**WHAT IS BEING ASKED:** Below you will find a set of lines. Repeat them all exactly.

[Dataset records]
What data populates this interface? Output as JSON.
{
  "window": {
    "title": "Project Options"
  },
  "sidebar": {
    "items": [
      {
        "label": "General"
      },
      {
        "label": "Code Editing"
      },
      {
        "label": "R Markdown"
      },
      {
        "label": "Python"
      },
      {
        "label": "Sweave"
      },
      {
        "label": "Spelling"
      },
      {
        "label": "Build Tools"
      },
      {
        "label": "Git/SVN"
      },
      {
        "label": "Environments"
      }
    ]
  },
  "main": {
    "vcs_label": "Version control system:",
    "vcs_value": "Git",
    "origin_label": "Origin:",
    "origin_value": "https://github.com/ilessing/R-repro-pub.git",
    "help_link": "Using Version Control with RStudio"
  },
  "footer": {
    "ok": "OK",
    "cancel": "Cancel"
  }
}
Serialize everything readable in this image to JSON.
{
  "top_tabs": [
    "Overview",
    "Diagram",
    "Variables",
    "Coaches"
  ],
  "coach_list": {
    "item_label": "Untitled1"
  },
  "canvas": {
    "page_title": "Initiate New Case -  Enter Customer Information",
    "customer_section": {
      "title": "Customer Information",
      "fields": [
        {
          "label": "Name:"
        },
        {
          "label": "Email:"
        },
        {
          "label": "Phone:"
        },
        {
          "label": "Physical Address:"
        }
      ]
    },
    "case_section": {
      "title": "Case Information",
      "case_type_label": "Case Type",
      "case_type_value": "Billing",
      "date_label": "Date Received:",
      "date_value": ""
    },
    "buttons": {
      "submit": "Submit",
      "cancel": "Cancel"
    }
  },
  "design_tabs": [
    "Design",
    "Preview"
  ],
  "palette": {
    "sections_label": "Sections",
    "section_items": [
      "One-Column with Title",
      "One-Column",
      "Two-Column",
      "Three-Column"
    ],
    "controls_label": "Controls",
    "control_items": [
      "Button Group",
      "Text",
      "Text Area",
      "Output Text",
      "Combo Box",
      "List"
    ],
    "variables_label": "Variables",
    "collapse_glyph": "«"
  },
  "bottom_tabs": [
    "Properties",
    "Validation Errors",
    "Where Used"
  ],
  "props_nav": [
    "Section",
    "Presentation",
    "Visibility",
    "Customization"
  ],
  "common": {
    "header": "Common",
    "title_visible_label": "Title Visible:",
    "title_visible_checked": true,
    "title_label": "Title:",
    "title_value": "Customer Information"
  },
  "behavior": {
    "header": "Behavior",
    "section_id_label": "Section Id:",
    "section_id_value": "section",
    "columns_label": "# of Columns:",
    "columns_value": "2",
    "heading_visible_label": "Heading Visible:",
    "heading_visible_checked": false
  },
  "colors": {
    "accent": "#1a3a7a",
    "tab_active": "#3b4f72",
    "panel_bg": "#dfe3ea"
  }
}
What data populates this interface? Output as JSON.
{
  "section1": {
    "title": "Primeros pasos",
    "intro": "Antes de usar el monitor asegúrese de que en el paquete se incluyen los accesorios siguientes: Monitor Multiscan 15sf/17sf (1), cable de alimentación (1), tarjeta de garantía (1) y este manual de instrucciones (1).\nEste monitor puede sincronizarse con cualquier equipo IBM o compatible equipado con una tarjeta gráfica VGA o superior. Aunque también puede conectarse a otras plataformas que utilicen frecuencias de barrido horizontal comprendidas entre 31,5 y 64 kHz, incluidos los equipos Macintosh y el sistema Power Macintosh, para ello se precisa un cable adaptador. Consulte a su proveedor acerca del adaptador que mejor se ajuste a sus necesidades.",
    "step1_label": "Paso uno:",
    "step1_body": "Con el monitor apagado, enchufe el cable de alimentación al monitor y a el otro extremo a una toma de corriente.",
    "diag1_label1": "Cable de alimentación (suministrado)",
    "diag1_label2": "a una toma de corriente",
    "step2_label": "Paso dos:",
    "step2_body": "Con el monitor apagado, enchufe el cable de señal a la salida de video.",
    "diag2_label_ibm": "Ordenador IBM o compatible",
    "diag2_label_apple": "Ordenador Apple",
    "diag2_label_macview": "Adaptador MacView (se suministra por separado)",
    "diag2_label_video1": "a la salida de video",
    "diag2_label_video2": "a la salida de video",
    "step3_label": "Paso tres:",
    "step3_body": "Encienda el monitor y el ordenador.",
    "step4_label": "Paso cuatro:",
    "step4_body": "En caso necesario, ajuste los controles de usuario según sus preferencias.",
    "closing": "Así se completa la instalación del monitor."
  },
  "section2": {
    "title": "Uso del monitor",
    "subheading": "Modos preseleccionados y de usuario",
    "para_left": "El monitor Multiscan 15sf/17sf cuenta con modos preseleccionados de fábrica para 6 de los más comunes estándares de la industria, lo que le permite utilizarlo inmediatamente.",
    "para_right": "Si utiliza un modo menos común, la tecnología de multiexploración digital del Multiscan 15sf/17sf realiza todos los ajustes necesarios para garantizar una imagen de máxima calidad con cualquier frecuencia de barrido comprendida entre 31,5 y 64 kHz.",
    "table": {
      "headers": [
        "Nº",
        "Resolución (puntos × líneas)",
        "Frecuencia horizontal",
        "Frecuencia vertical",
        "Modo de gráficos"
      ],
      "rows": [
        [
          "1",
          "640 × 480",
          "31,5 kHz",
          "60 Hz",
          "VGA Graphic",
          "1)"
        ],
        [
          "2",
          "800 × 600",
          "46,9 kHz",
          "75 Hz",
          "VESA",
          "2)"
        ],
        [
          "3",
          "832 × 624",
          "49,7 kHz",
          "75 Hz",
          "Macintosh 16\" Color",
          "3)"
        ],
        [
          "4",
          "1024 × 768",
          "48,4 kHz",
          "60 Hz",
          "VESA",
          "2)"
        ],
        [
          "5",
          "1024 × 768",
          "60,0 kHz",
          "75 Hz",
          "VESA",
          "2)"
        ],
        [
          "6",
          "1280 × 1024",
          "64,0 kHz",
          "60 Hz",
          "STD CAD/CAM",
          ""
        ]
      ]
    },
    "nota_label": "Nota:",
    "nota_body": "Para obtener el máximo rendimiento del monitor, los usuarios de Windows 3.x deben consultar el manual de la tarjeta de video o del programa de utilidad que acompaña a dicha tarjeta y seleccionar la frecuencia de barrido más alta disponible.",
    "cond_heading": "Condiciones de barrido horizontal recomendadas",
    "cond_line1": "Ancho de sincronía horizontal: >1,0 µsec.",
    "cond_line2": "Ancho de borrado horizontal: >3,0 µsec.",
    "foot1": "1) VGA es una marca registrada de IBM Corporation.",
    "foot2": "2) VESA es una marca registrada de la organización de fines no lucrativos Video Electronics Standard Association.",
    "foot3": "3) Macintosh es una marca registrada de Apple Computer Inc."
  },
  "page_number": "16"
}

**EXERCISE SOLUTION:**
What data populates this interface? Output as JSON.
{
  "window": {
    "title": "Project Options"
  },
  "sidebar": {
    "items": [
      {
        "label": "General"
      },
      {
        "label": "Code Editing"
      },
      {
        "label": "R Markdown"
      },
      {
        "label": "Python"
      },
      {
        "label": "Sweave"
      },
      {
        "label": "Spelling"
      },
      {
        "label": "Build Tools"
      },
      {
        "label": "Git/SVN"
      },
      {
        "label": "Environments"
      }
    ]
  },
  "main": {
    "vcs_label": "Version control system:",
    "vcs_value": "Git",
    "origin_label": "Origin:",
    "origin_value": "https://github.com/ilessing/R-repro-pub.git",
    "help_link": "Using Version Control with RStudio"
  },
  "footer": {
    "ok": "OK",
    "cancel": "Cancel"
  }
}
Serialize everything readable in this image to JSON.
{
  "top_tabs": [
    "Overview",
    "Diagram",
    "Variables",
    "Coaches"
  ],
  "coach_list": {
    "item_label": "Untitled1"
  },
  "canvas": {
    "page_title": "Initiate New Case -  Enter Customer Information",
    "customer_section": {
      "title": "Customer Information",
      "fields": [
        {
          "label": "Name:"
        },
        {
          "label": "Email:"
        },
        {
          "label": "Phone:"
        },
        {
          "label": "Physical Address:"
        }
      ]
    },
    "case_section": {
      "title": "Case Information",
      "case_type_label": "Case Type",
      "case_type_value": "Billing",
      "date_label": "Date Received:",
      "date_value": ""
    },
    "buttons": {
      "submit": "Submit",
      "cancel": "Cancel"
    }
  },
  "design_tabs": [
    "Design",
    "Preview"
  ],
  "palette": {
    "sections_label": "Sections",
    "section_items": [
      "One-Column with Title",
      "One-Column",
      "Two-Column",
      "Three-Column"
    ],
    "controls_label": "Controls",
    "control_items": [
      "Button Group",
      "Text",
      "Text Area",
      "Output Text",
      "Combo Box",
      "List"
    ],
    "variables_label": "Variables",
    "collapse_glyph": "«"
  },
  "bottom_tabs": [
    "Properties",
    "Validation Errors",
    "Where Used"
  ],
  "props_nav": [
    "Section",
    "Presentation",
    "Visibility",
    "Customization"
  ],
  "common": {
    "header": "Common",
    "title_visible_label": "Title Visible:",
    "title_visible_checked": true,
    "title_label": "Title:",
    "title_value": "Customer Information"
  },
  "behavior": {
    "header": "Behavior",
    "section_id_label": "Section Id:",
    "section_id_value": "section",
    "columns_label": "# of Columns:",
    "columns_value": "2",
    "heading_visible_label": "Heading Visible:",
    "heading_visible_checked": false
  },
  "colors": {
    "accent": "#1a3a7a",
    "tab_active": "#3b4f72",
    "panel_bg": "#dfe3ea"
  }
}
What data populates this interface? Output as JSON.
{
  "section1": {
    "title": "Primeros pasos",
    "intro": "Antes de usar el monitor asegúrese de que en el paquete se incluyen los accesorios siguientes: Monitor Multiscan 15sf/17sf (1), cable de alimentación (1), tarjeta de garantía (1) y este manual de instrucciones (1).\nEste monitor puede sincronizarse con cualquier equipo IBM o compatible equipado con una tarjeta gráfica VGA o superior. Aunque también puede conectarse a otras plataformas que utilicen frecuencias de barrido horizontal comprendidas entre 31,5 y 64 kHz, incluidos los equipos Macintosh y el sistema Power Macintosh, para ello se precisa un cable adaptador. Consulte a su proveedor acerca del adaptador que mejor se ajuste a sus necesidades.",
    "step1_label": "Paso uno:",
    "step1_body": "Con el monitor apagado, enchufe el cable de alimentación al monitor y a el otro extremo a una toma de corriente.",
    "diag1_label1": "Cable de alimentación (suministrado)",
    "diag1_label2": "a una toma de corriente",
    "step2_label": "Paso dos:",
    "step2_body": "Con el monitor apagado, enchufe el cable de señal a la salida de video.",
    "diag2_label_ibm": "Ordenador IBM o compatible",
    "diag2_label_apple": "Ordenador Apple",
    "diag2_label_macview": "Adaptador MacView (se suministra por separado)",
    "diag2_label_video1": "a la salida de video",
    "diag2_label_video2": "a la salida de video",
    "step3_label": "Paso tres:",
    "step3_body": "Encienda el monitor y el ordenador.",
    "step4_label": "Paso cuatro:",
    "step4_body": "En caso necesario, ajuste los controles de usuario según sus preferencias.",
    "closing": "Así se completa la instalación del monitor."
  },
  "section2": {
    "title": "Uso del monitor",
    "subheading": "Modos preseleccionados y de usuario",
    "para_left": "El monitor Multiscan 15sf/17sf cuenta con modos preseleccionados de fábrica para 6 de los más comunes estándares de la industria, lo que le permite utilizarlo inmediatamente.",
    "para_right": "Si utiliza un modo menos común, la tecnología de multiexploración digital del Multiscan 15sf/17sf realiza todos los ajustes necesarios para garantizar una imagen de máxima calidad con cualquier frecuencia de barrido comprendida entre 31,5 y 64 kHz.",
    "table": {
      "headers": [
        "Nº",
        "Resolución (puntos × líneas)",
        "Frecuencia horizontal",
        "Frecuencia vertical",
        "Modo de gráficos"
      ],
      "rows": [
        [
          "1",
          "640 × 480",
          "31,5 kHz",
          "60 Hz",
          "VGA Graphic",
          "1)"
        ],
        [
          "2",
          "800 × 600",
          "46,9 kHz",
          "75 Hz",
          "VESA",
          "2)"
        ],
        [
          "3",
          "832 × 624",
          "49,7 kHz",
          "75 Hz",
          "Macintosh 16\" Color",
          "3)"
        ],
        [
          "4",
          "1024 × 768",
          "48,4 kHz",
          "60 Hz",
          "VESA",
          "2)"
        ],
        [
          "5",
          "1024 × 768",
          "60,0 kHz",
          "75 Hz",
          "VESA",
          "2)"
        ],
        [
          "6",
          "1280 × 1024",
          "64,0 kHz",
          "60 Hz",
          "STD CAD/CAM",
          ""
        ]
      ]
    },
    "nota_label": "Nota:",
    "nota_body": "Para obtener el máximo rendimiento del monitor, los usuarios de Windows 3.x deben consultar el manual de la tarjeta de video o del programa de utilidad que acompaña a dicha tarjeta y seleccionar la frecuencia de barrido más alta disponible.",
    "cond_heading": "Condiciones de barrido horizontal recomendadas",
    "cond_line1": "Ancho de sincronía horizontal: >1,0 µsec.",
    "cond_line2": "Ancho de borrado horizontal: >3,0 µsec.",
    "foot1": "1) VGA es una marca registrada de IBM Corporation.",
    "foot2": "2) VESA es una marca registrada de la organización de fines no lucrativos Video Electronics Standard Association.",
    "foot3": "3) Macintosh es una marca registrada de Apple Computer Inc."
  },
  "page_number": "16"
}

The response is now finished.